== Task description ==
Scan the data below and pick out the lines containing the word "equipment".
───── Input data ─────
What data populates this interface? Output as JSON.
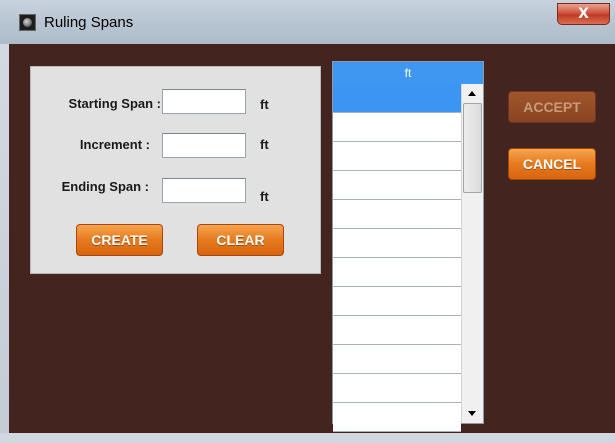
{
  "window": {
    "title": "Ruling Spans",
    "close_label": "X"
  },
  "form": {
    "starting_span": {
      "label": "Starting Span :",
      "value": "",
      "unit": "ft"
    },
    "increment": {
      "label": "Increment :",
      "value": "",
      "unit": "ft"
    },
    "ending_span": {
      "label": "Ending Span :",
      "value": "",
      "unit": "ft"
    },
    "create_label": "CREATE",
    "clear_label": "CLEAR"
  },
  "list": {
    "header": "ft",
    "rows": [
      "",
      "",
      "",
      "",
      "",
      "",
      "",
      "",
      "",
      "",
      "",
      ""
    ],
    "selected_index": 0
  },
  "actions": {
    "accept_label": "ACCEPT",
    "accept_enabled": false,
    "cancel_label": "CANCEL"
  },
  "colors": {
    "background": "#43241f",
    "accent_orange": "#e57a1f",
    "list_header": "#3f97f2",
    "selection": "#3d95f3"
  }
}
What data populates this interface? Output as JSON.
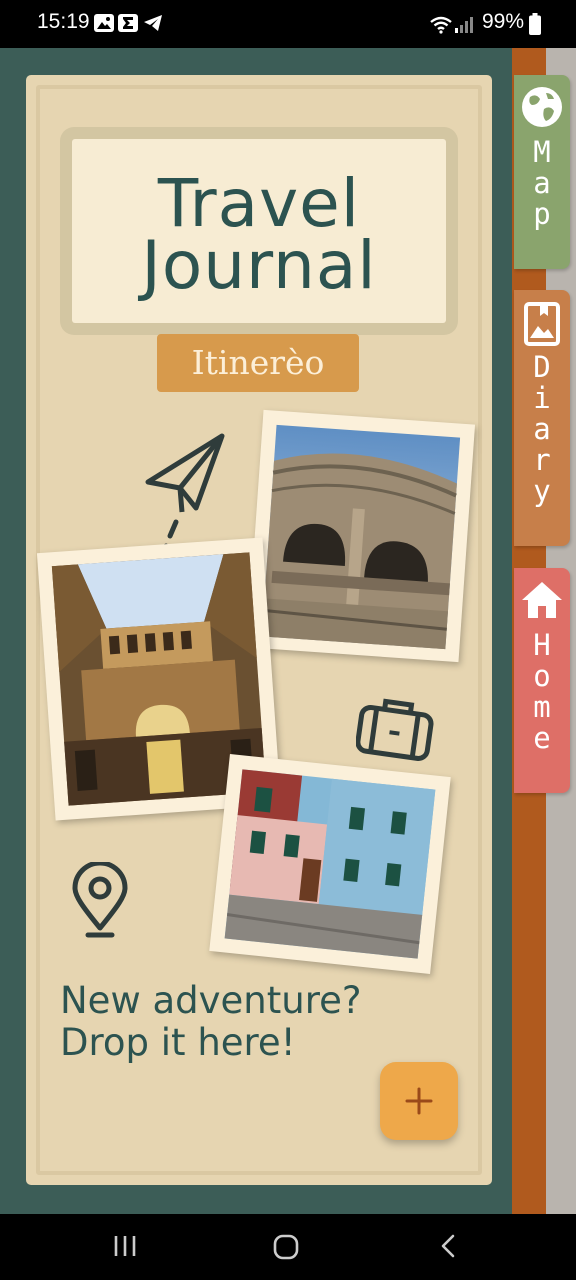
{
  "status_bar": {
    "time": "15:19",
    "battery": "99%",
    "icons": [
      "image-icon",
      "sigma-icon",
      "telegram-icon",
      "wifi-icon",
      "signal-icon",
      "battery-icon"
    ]
  },
  "header": {
    "title_line1": "Travel",
    "title_line2": "Journal",
    "brand": "Itinerèo"
  },
  "main": {
    "prompt_line1": "New adventure?",
    "prompt_line2": "Drop it here!",
    "add_button_icon": "plus-icon",
    "doodles": [
      "paper-plane-icon",
      "suitcase-icon",
      "location-pin-icon"
    ],
    "photos": [
      "colosseum-photo",
      "uffizi-courtyard-photo",
      "colorful-houses-photo"
    ]
  },
  "tabs": [
    {
      "label": "Map",
      "icon": "globe-icon",
      "color": "#8aa46d"
    },
    {
      "label": "Diary",
      "icon": "photo-book-icon",
      "color": "#c77f4a"
    },
    {
      "label": "Home",
      "icon": "home-icon",
      "color": "#de6f67"
    }
  ],
  "nav_bar": {
    "buttons": [
      "recent-apps-button",
      "home-button",
      "back-button"
    ]
  },
  "colors": {
    "background": "#3c5d57",
    "page": "#e6d5b1",
    "title_text": "#2c5350",
    "brand_bg": "#d79a4c",
    "fab": "#eea84a",
    "spine": "#b05a1e"
  }
}
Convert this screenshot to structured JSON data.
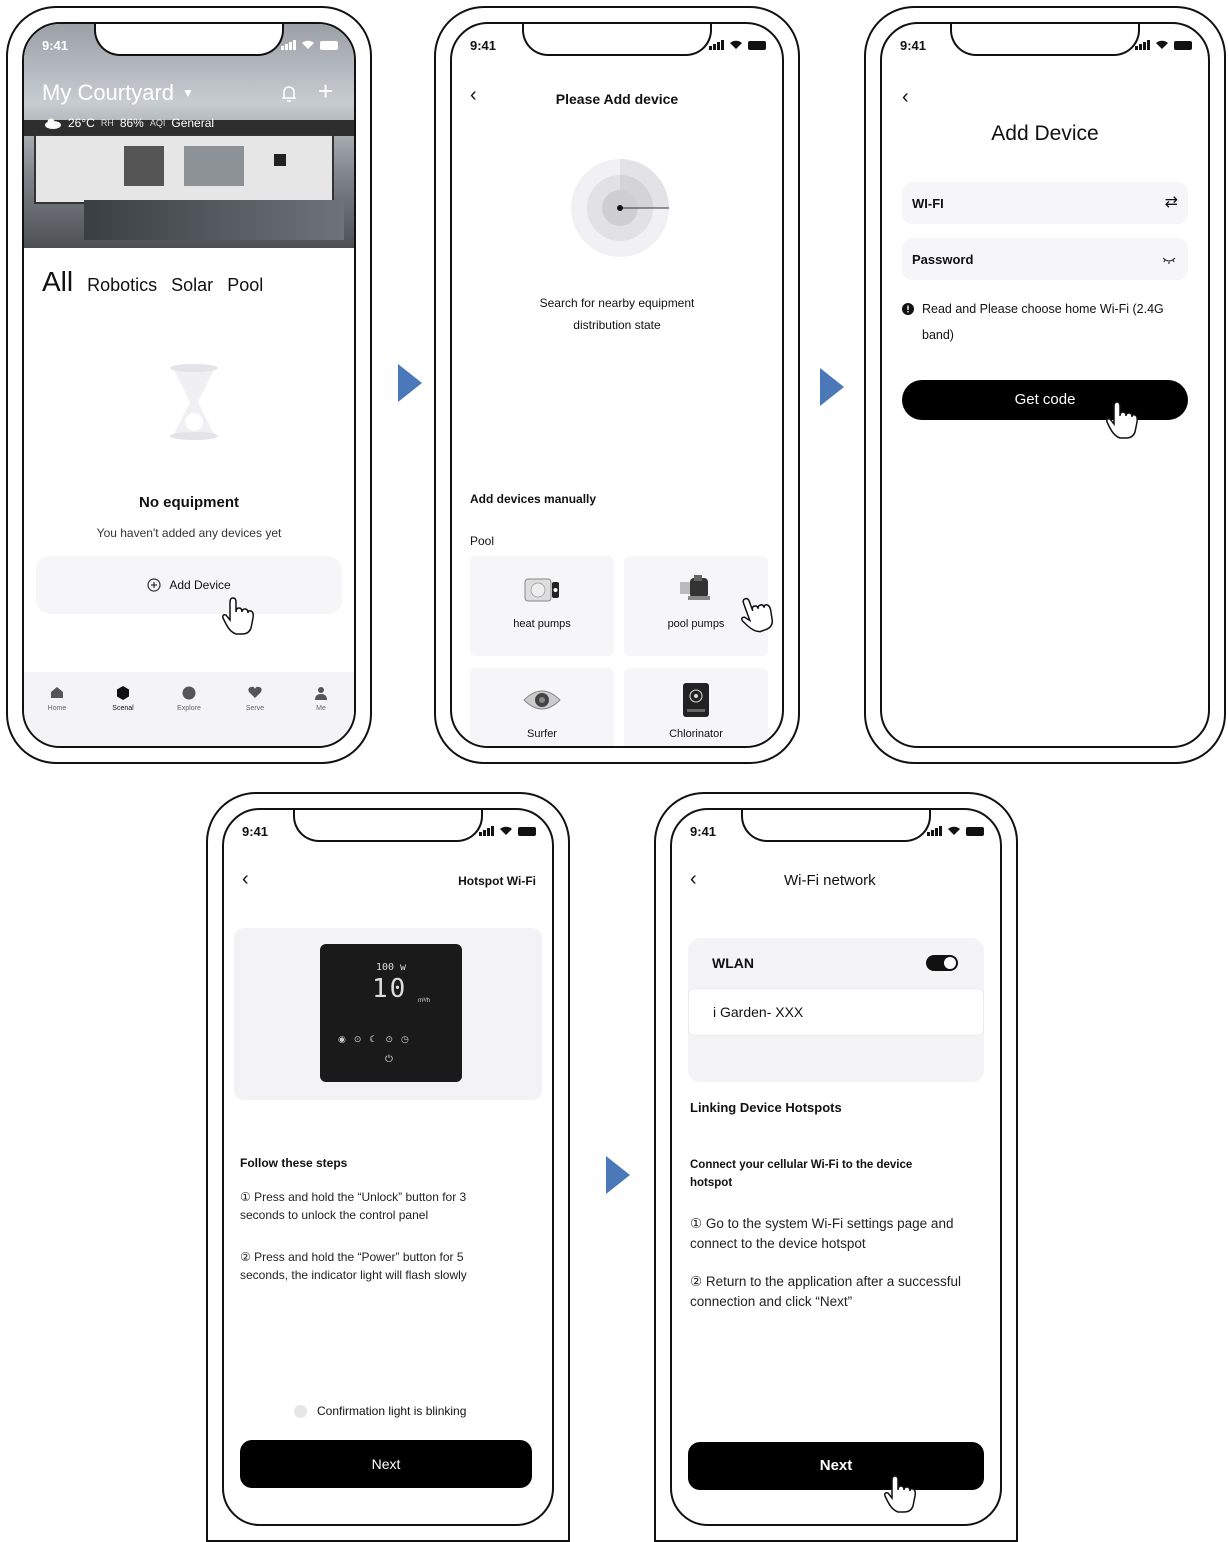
{
  "status_time": "9:41",
  "screen1": {
    "header_title": "My Courtyard",
    "weather_temp": "26°C",
    "humidity_label": "RH",
    "humidity_value": "86%",
    "aqi_label": "AQI",
    "aqi_value": "General",
    "tabs": [
      "All",
      "Robotics",
      "Solar",
      "Pool"
    ],
    "empty_title": "No equipment",
    "empty_subtitle": "You haven't added any devices yet",
    "add_device_label": "Add Device",
    "nav": [
      "Home",
      "Scenal",
      "Explore",
      "Serve",
      "Me"
    ]
  },
  "screen2": {
    "title": "Please Add device",
    "search_line1": "Search for nearby equipment",
    "search_line2": "distribution state",
    "manual_heading": "Add devices manually",
    "category": "Pool",
    "devices": [
      "heat pumps",
      "pool pumps",
      "Surfer",
      "Chlorinator"
    ]
  },
  "screen3": {
    "title": "Add Device",
    "wifi_label": "WI-FI",
    "password_label": "Password",
    "notice": "Read and Please choose home Wi-Fi (2.4G band)",
    "button": "Get code"
  },
  "screen4": {
    "title": "Hotspot Wi-Fi",
    "display_power": "100 w",
    "display_flow": "10",
    "display_unit": "m³/h",
    "steps_heading": "Follow these steps",
    "step1": "① Press and hold the “Unlock” button for 3 seconds to unlock the control panel",
    "step2": "② Press and hold the “Power” button for 5 seconds, the indicator light will flash slowly",
    "confirm_label": "Confirmation light is blinking",
    "button": "Next"
  },
  "screen5": {
    "title": "Wi-Fi network",
    "wlan_label": "WLAN",
    "network_name": "i Garden- XXX",
    "section_heading": "Linking Device Hotspots",
    "instruction": "Connect your cellular Wi-Fi to the device hotspot",
    "step1": "① Go to the system Wi-Fi settings page and connect to the device hotspot",
    "step2": "② Return to the application after a successful connection and click “Next”",
    "button": "Next"
  }
}
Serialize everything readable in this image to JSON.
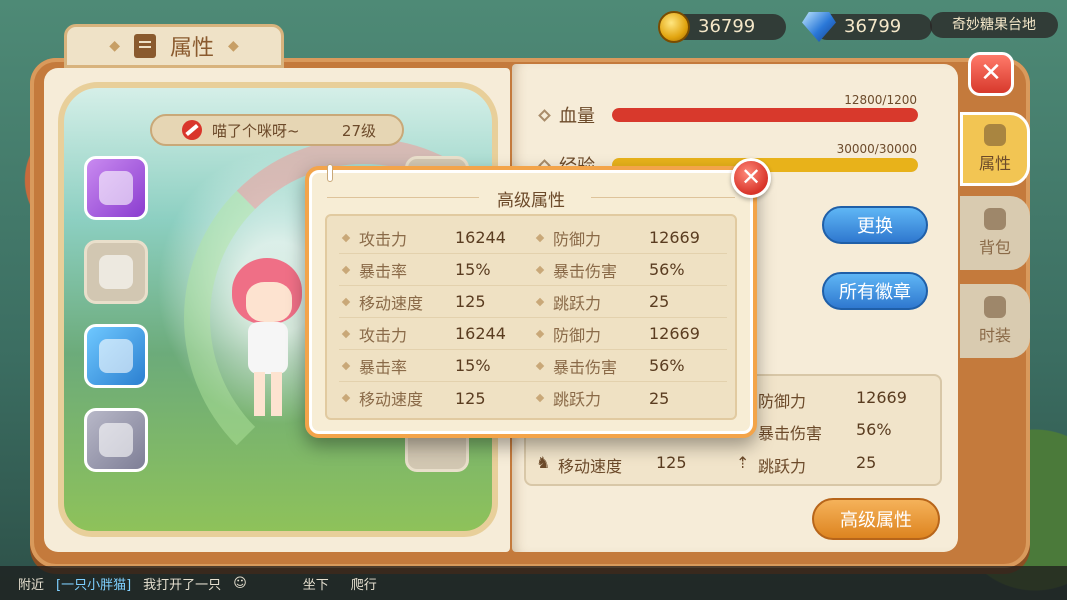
{
  "currency": {
    "gold": "36799",
    "diamond": "36799"
  },
  "location": "奇妙糖果台地",
  "panel": {
    "title": "属性"
  },
  "character": {
    "name": "喵了个咪呀~",
    "level": "27级"
  },
  "stats": {
    "hp_label": "血量",
    "hp_value": "12800/1200",
    "hp_fraction": 1.0,
    "exp_label": "经验",
    "exp_value": "30000/30000",
    "exp_fraction": 1.0
  },
  "buttons": {
    "change": "更换",
    "all_badges": "所有徽章",
    "advanced": "高级属性"
  },
  "basic_stats": {
    "row1": {
      "k1": "防御力",
      "v1": "12669"
    },
    "row2": {
      "k1": "暴击伤害",
      "v1": "56%"
    },
    "row3": {
      "k1": "移动速度",
      "v1": "125",
      "k2": "跳跃力",
      "v2": "25"
    }
  },
  "side_tabs": [
    "属性",
    "背包",
    "时装"
  ],
  "chat": {
    "channel": "附近",
    "name": "[一只小胖猫]",
    "message": "我打开了一只",
    "action1": "坐下",
    "action2": "爬行"
  },
  "modal": {
    "title": "高级属性",
    "rows": [
      {
        "k1": "攻击力",
        "v1": "16244",
        "k2": "防御力",
        "v2": "12669"
      },
      {
        "k1": "暴击率",
        "v1": "15%",
        "k2": "暴击伤害",
        "v2": "56%"
      },
      {
        "k1": "移动速度",
        "v1": "125",
        "k2": "跳跃力",
        "v2": "25"
      },
      {
        "k1": "攻击力",
        "v1": "16244",
        "k2": "防御力",
        "v2": "12669"
      },
      {
        "k1": "暴击率",
        "v1": "15%",
        "k2": "暴击伤害",
        "v2": "56%"
      },
      {
        "k1": "移动速度",
        "v1": "125",
        "k2": "跳跃力",
        "v2": "25"
      }
    ]
  },
  "colors": {
    "hp_bar": "#d8392c",
    "exp_bar": "#e8b21a",
    "accent_orange": "#f3a44a"
  }
}
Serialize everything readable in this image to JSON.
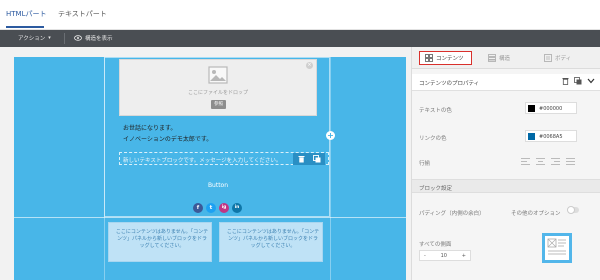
{
  "top_tabs": [
    {
      "label": "HTMLパート",
      "active": true
    },
    {
      "label": "テキストパート",
      "active": false
    }
  ],
  "toolbar": {
    "action_label": "アクション",
    "structure_label": "構造を表示"
  },
  "canvas": {
    "drop_text": "ここにファイルをドロップ",
    "drop_button": "参照",
    "greeting_line1": "お世話になります。",
    "greeting_line2": "イノベーションのデモ太郎です。",
    "new_block_text": "新しいテキストブロックです。メッセージを入力してください。",
    "button_label": "Button",
    "social": [
      "f",
      "t",
      "ig",
      "in"
    ],
    "empty_column_text": "ここにコンテンツはありません。「コンテンツ」パネルから新しいブロックをドラッグしてください。"
  },
  "panel": {
    "tabs": [
      {
        "label": "コンテンツ",
        "icon": "grid-icon",
        "active": true
      },
      {
        "label": "構造",
        "icon": "rows-icon",
        "active": false
      },
      {
        "label": "ボディ",
        "icon": "body-icon",
        "active": false
      }
    ],
    "section_title": "コンテンツのプロパティ",
    "text_color_label": "テキストの色",
    "text_color_value": "#000000",
    "link_color_label": "リンクの色",
    "link_color_value": "#0068A5",
    "line_label": "行揃",
    "block_settings_label": "ブロック設定",
    "padding_label": "パディング（内側の余白）",
    "options_label": "その他のオプション",
    "all_sides_label": "すべての側面",
    "padding_value": "10",
    "stepper_minus": "-",
    "stepper_plus": "+"
  },
  "colors": {
    "canvas_bg": "#48b6e8",
    "accent_blue": "#2c5aa0",
    "active_tab_border": "#d9302c",
    "facebook": "#3b5998",
    "twitter": "#1da1f2",
    "instagram": "#c13584",
    "linkedin": "#0e76a8"
  }
}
─────
== Output below ==
    "empty_title": "No equipment",
    "search_line1": "Search for nearby equipment",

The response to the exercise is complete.